> _REQUIREMENTS_
Copy out precisely the lines beginning at the line that contains "Enumerate this screenshot's" and ending at the line that contains "Output a JSON", including both.

Figure dataset records

◇ ◇ ◇ ◇ ◇ ◇ ◇

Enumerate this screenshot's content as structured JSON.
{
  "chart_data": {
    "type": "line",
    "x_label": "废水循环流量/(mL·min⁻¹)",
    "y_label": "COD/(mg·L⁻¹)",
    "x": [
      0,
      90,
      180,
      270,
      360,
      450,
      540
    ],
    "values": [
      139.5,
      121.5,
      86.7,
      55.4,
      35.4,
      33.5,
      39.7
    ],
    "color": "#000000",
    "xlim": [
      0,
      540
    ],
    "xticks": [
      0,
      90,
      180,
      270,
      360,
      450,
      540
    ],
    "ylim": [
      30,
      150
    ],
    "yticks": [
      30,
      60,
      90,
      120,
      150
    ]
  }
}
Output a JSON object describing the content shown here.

◇ ◇ ◇ ◇ ◇ ◇ ◇

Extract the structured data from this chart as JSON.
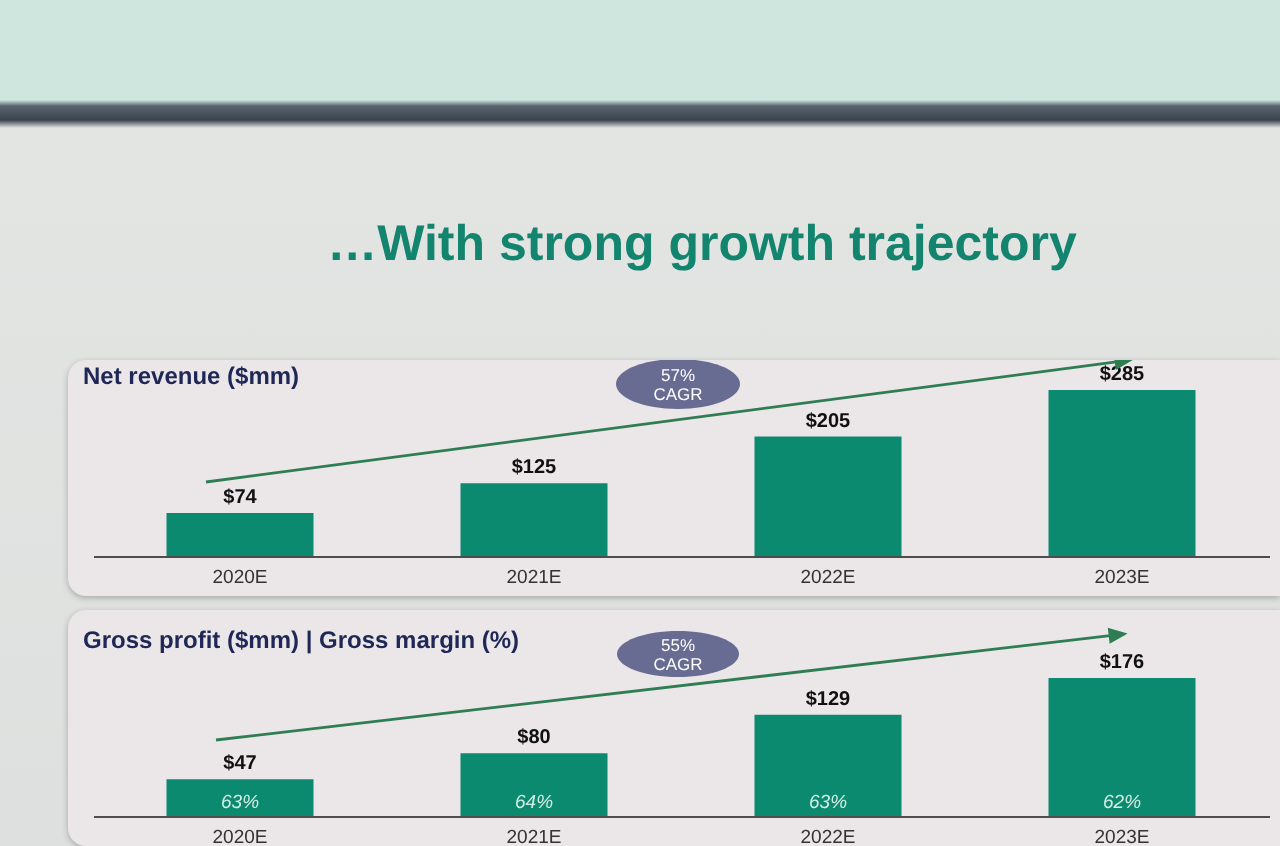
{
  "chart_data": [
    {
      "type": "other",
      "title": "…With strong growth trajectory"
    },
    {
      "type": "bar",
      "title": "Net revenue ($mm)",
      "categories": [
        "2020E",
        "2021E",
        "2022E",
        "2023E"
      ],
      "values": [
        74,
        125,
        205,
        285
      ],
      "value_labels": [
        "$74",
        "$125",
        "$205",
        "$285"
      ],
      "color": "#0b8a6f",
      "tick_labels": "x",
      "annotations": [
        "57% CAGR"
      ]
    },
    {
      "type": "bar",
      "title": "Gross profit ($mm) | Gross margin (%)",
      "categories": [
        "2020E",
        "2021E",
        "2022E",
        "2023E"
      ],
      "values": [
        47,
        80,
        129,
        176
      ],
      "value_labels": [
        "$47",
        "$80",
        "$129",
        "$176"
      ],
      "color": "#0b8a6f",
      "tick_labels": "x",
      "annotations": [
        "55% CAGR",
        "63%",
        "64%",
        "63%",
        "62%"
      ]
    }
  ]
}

◇ ◇ ◇ ◇ ◇ ◇ ◇

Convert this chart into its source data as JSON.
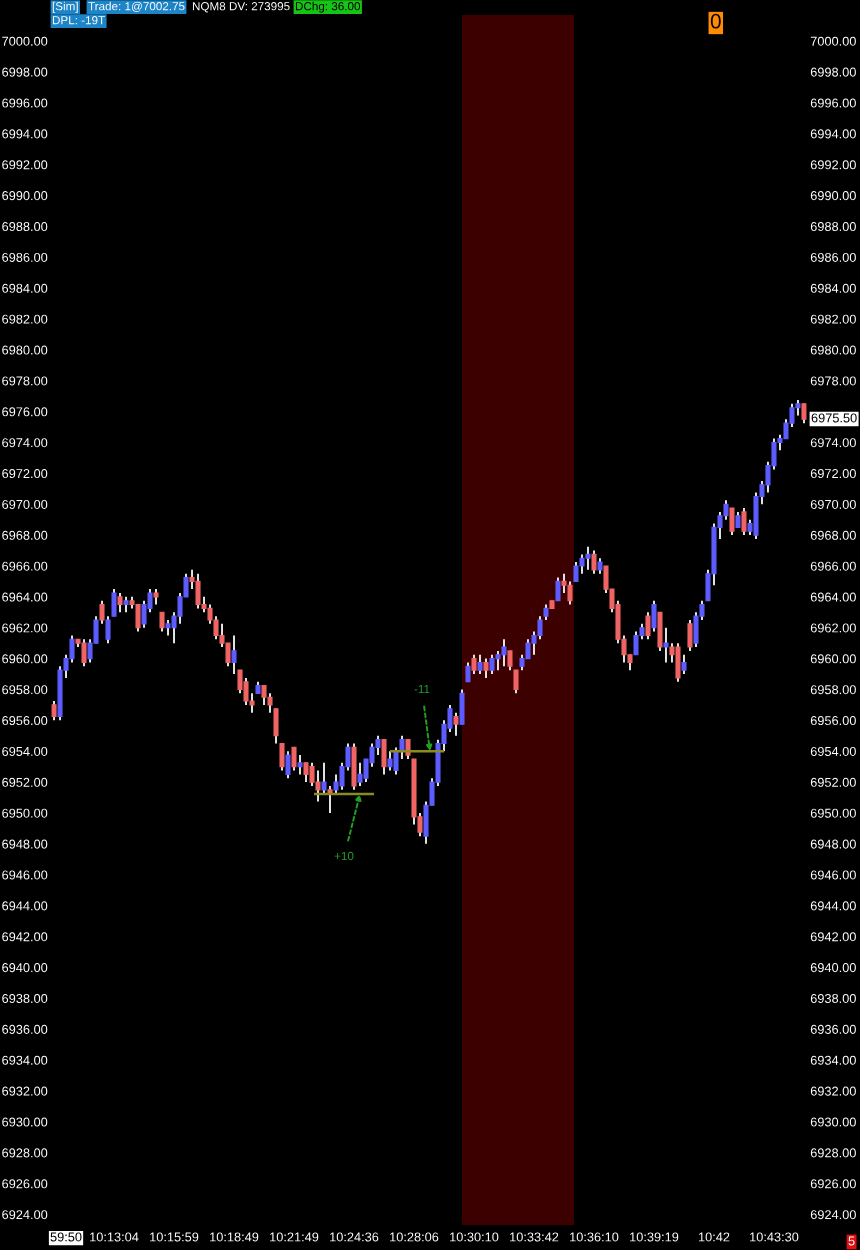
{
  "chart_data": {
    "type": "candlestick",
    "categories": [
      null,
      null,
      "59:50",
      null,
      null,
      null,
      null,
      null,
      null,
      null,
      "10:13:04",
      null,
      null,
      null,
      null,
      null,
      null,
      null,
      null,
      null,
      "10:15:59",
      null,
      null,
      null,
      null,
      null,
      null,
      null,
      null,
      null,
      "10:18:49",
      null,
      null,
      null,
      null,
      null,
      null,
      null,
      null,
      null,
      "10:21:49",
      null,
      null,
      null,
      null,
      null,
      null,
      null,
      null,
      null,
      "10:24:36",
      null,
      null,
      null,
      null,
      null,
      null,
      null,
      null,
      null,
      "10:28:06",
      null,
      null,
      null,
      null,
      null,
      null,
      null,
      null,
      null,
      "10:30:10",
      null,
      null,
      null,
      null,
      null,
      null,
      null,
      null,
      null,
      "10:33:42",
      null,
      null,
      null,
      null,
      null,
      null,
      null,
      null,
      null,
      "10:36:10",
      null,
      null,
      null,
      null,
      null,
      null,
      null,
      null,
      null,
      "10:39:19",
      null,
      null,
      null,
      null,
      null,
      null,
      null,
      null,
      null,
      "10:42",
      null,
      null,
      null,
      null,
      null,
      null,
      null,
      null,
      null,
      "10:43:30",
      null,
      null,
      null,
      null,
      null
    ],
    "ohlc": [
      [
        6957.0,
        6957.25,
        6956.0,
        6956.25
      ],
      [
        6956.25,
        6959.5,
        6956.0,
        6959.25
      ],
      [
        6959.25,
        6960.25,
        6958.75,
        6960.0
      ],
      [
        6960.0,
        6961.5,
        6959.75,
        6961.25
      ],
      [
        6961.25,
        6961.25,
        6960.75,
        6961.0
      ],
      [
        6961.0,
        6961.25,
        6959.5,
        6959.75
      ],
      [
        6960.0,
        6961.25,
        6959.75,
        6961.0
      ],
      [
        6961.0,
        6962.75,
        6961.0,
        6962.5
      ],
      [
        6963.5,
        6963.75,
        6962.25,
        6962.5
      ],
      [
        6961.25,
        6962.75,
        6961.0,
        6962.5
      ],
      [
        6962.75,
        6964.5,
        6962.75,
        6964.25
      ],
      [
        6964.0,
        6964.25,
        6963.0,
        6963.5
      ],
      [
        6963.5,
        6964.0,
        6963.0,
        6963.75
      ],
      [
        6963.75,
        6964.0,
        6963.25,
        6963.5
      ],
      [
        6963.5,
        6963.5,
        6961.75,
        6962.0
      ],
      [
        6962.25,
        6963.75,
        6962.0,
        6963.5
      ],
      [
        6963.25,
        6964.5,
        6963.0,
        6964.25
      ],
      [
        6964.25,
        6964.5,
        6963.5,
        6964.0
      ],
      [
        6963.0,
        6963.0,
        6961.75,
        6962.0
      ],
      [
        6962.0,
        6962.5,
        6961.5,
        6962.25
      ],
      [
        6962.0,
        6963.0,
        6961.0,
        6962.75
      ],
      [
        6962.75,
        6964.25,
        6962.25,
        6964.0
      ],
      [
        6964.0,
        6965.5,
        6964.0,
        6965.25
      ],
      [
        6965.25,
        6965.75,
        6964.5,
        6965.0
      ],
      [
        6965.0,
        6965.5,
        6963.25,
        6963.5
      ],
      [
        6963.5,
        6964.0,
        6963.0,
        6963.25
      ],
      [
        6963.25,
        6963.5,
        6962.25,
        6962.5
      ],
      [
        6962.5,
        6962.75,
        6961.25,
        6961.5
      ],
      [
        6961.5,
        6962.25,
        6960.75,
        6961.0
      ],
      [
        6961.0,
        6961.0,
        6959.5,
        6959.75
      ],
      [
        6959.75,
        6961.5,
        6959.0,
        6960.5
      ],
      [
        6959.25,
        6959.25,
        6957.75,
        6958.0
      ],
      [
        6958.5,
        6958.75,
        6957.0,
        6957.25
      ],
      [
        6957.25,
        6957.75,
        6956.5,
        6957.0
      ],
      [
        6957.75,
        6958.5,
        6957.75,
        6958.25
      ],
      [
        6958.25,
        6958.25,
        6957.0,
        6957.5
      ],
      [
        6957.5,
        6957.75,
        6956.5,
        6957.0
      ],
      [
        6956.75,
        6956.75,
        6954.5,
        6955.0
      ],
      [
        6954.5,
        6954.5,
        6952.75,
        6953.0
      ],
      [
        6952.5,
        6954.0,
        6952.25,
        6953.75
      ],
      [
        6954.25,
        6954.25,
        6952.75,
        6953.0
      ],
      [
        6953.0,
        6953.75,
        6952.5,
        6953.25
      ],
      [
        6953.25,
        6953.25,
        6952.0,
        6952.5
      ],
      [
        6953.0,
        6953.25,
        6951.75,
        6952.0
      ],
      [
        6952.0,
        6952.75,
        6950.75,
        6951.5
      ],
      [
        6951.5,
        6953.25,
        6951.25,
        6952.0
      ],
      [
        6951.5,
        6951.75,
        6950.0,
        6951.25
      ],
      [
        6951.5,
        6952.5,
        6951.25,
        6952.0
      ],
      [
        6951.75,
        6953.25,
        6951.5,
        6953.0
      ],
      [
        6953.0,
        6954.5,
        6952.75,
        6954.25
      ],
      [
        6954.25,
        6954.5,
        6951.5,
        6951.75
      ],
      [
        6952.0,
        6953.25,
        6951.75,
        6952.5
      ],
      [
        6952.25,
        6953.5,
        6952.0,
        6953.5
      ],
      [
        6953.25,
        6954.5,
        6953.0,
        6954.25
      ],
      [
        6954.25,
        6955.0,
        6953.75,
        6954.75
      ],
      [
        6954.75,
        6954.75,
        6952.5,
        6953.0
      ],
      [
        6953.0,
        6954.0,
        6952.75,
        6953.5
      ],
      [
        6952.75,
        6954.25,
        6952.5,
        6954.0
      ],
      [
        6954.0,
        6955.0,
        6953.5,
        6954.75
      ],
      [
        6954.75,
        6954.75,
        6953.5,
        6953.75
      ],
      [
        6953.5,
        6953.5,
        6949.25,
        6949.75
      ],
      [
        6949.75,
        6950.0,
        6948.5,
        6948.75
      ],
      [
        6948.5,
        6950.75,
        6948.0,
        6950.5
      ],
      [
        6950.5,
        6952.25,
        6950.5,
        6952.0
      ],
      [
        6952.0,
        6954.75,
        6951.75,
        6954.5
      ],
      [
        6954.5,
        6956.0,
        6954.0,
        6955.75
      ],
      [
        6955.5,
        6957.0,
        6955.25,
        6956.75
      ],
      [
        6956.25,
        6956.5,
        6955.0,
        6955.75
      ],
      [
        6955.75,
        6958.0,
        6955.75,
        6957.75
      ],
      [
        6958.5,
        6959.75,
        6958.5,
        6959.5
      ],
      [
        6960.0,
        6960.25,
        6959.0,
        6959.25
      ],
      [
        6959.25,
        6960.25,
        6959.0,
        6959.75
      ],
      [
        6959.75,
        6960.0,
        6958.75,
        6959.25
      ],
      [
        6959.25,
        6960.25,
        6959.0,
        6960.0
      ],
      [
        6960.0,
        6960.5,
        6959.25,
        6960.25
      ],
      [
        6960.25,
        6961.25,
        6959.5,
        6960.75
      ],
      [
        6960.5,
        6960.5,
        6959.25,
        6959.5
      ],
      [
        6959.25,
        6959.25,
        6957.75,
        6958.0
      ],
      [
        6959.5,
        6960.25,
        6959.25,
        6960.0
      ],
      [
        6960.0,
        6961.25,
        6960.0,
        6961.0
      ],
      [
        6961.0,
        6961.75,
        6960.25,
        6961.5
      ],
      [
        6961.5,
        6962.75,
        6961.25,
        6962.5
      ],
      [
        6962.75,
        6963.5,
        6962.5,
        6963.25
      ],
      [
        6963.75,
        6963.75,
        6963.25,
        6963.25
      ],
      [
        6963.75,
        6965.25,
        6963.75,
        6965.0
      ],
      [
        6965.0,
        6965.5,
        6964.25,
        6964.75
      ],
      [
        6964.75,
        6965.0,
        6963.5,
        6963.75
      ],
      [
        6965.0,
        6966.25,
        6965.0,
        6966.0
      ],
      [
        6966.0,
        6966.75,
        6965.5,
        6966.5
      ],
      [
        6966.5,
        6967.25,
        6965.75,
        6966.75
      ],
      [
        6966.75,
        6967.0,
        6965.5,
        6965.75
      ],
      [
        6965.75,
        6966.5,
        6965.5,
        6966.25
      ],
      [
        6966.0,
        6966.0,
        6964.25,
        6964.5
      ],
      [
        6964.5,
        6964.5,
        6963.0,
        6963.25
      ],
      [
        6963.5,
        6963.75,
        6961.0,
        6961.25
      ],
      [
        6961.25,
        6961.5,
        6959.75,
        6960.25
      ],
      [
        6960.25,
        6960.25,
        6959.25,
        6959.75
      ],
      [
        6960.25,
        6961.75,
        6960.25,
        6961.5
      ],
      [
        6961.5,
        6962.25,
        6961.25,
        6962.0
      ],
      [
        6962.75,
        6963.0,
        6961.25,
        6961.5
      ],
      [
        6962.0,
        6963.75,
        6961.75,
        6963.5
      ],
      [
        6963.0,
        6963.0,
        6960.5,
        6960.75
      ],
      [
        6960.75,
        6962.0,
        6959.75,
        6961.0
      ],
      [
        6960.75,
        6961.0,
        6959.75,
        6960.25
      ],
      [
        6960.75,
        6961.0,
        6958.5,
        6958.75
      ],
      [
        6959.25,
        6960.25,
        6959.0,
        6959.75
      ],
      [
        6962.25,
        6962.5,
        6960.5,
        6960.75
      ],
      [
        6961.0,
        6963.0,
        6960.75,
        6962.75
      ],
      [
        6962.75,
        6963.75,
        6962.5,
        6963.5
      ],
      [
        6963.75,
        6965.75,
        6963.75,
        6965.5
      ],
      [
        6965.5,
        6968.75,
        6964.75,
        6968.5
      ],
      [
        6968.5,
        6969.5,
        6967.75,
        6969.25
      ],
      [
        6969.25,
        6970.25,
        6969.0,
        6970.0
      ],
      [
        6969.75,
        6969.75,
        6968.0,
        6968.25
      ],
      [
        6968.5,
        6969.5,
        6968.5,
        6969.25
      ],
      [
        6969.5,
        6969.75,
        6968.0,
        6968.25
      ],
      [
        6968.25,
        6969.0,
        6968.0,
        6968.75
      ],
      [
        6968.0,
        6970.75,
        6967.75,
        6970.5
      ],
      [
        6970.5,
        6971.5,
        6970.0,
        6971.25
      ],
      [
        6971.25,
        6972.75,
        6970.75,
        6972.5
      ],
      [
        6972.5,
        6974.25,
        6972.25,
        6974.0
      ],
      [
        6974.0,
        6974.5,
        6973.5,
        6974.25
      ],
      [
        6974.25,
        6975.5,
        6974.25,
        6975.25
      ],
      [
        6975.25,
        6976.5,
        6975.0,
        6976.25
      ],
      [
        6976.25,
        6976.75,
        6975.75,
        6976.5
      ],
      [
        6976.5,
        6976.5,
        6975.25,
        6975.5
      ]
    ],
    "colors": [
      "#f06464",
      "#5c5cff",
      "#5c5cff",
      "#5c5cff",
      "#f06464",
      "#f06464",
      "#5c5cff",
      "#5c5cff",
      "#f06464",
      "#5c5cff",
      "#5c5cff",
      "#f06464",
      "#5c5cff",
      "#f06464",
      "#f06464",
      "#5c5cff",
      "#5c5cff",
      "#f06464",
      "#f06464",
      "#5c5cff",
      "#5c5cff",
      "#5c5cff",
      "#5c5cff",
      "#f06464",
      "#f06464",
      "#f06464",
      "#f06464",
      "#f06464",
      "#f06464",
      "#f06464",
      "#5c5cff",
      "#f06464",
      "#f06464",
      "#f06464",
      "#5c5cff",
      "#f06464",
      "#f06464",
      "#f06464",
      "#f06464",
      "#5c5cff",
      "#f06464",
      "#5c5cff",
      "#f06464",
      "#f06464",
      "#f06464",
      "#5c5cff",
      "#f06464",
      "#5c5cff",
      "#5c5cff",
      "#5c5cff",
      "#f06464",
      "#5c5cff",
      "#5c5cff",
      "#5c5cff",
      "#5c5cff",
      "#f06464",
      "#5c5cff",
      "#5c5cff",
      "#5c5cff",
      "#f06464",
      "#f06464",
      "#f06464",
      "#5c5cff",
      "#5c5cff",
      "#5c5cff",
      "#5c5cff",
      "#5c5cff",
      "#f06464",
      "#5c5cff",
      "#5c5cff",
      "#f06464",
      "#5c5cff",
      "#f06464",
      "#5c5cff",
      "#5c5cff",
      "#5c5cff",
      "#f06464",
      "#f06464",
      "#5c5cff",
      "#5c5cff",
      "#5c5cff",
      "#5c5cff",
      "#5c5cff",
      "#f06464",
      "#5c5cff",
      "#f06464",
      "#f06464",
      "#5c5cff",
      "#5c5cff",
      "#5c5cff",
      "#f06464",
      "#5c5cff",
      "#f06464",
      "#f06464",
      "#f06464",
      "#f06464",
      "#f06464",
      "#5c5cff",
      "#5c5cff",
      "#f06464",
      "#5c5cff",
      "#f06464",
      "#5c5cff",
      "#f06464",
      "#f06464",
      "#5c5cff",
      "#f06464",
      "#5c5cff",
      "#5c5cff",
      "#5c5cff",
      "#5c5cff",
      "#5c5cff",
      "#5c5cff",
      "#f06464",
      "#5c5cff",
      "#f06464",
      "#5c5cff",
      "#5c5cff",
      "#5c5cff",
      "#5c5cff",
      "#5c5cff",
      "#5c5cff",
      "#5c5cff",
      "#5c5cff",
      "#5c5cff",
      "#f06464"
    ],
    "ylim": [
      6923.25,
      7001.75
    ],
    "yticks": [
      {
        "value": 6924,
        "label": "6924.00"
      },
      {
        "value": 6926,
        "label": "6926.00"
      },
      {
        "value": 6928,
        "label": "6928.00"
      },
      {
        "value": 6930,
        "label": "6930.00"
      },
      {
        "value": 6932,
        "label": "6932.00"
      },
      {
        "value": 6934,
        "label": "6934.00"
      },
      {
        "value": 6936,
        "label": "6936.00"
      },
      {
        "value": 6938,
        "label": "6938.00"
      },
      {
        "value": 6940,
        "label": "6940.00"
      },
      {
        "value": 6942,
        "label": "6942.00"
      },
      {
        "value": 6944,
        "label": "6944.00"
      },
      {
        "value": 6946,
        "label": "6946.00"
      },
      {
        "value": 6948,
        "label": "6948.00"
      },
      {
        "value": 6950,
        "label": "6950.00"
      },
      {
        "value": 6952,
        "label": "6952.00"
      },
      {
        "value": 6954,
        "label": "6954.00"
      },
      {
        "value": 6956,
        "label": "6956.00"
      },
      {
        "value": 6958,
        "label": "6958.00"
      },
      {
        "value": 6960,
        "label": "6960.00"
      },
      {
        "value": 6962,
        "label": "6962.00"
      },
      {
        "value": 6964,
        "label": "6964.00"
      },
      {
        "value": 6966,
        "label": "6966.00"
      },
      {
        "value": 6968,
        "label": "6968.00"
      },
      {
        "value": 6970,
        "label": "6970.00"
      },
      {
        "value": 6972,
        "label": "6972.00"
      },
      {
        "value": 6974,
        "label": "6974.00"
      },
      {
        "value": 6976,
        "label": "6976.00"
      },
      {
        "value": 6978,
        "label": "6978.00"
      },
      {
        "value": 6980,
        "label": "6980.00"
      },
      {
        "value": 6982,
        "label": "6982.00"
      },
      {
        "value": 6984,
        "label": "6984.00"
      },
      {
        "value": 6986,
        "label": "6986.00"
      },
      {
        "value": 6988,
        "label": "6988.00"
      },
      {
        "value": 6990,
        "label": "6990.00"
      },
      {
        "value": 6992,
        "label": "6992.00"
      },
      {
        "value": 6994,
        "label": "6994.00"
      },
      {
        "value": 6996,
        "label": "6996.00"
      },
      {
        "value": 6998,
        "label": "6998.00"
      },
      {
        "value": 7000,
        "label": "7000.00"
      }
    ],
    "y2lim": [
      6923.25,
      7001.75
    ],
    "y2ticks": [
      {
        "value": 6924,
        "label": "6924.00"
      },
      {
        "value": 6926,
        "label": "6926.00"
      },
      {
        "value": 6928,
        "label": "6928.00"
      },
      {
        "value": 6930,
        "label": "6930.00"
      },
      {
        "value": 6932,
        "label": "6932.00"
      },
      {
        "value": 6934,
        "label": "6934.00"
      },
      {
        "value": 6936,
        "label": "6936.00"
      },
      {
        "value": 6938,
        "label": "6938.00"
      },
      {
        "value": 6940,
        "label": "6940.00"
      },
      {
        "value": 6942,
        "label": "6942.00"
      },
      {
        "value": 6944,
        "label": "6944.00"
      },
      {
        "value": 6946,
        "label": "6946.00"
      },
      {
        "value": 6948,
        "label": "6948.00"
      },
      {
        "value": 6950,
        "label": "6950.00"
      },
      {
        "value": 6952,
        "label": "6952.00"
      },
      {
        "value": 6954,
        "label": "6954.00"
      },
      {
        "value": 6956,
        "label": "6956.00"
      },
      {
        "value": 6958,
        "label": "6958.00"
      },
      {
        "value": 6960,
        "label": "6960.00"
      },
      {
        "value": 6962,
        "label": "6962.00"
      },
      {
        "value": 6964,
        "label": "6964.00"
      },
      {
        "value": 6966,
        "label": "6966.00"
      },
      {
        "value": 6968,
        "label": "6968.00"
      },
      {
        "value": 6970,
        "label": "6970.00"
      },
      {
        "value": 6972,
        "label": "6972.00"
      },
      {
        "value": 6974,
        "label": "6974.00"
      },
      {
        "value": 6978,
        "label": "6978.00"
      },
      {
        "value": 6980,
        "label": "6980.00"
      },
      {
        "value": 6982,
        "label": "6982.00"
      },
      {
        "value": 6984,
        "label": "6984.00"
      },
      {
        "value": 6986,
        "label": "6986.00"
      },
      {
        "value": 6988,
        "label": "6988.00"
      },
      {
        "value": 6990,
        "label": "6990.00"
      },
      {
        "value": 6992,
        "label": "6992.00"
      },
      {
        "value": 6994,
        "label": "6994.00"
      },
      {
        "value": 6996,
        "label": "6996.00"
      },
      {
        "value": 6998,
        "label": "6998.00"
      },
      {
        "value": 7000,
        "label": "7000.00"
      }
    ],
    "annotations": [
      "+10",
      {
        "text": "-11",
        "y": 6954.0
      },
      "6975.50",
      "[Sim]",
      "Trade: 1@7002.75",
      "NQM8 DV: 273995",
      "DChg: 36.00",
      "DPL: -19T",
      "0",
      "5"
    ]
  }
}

◇ ◇ ◇ ◇ ◇ ◇ ◇

> _TASK ANSWER_
Enumerate this screenshot's content as structured JSON.
{
  "chart_data": {
    "type": "line",
    "x_label": "废水循环流量/(mL·min⁻¹)",
    "y_label": "COD/(mg·L⁻¹)",
    "x": [
      0,
      90,
      180,
      270,
      360,
      450,
      540
    ],
    "values": [
      139.5,
      121.5,
      86.7,
      55.4,
      35.4,
      33.5,
      39.7
    ],
    "color": "#000000",
    "xlim": [
      0,
      540
    ],
    "xticks": [
      0,
      90,
      180,
      270,
      360,
      450,
      540
    ],
    "ylim": [
      30,
      150
    ],
    "yticks": [
      30,
      60,
      90,
      120,
      150
    ]
  }
}
Output a JSON object describing the content shown here.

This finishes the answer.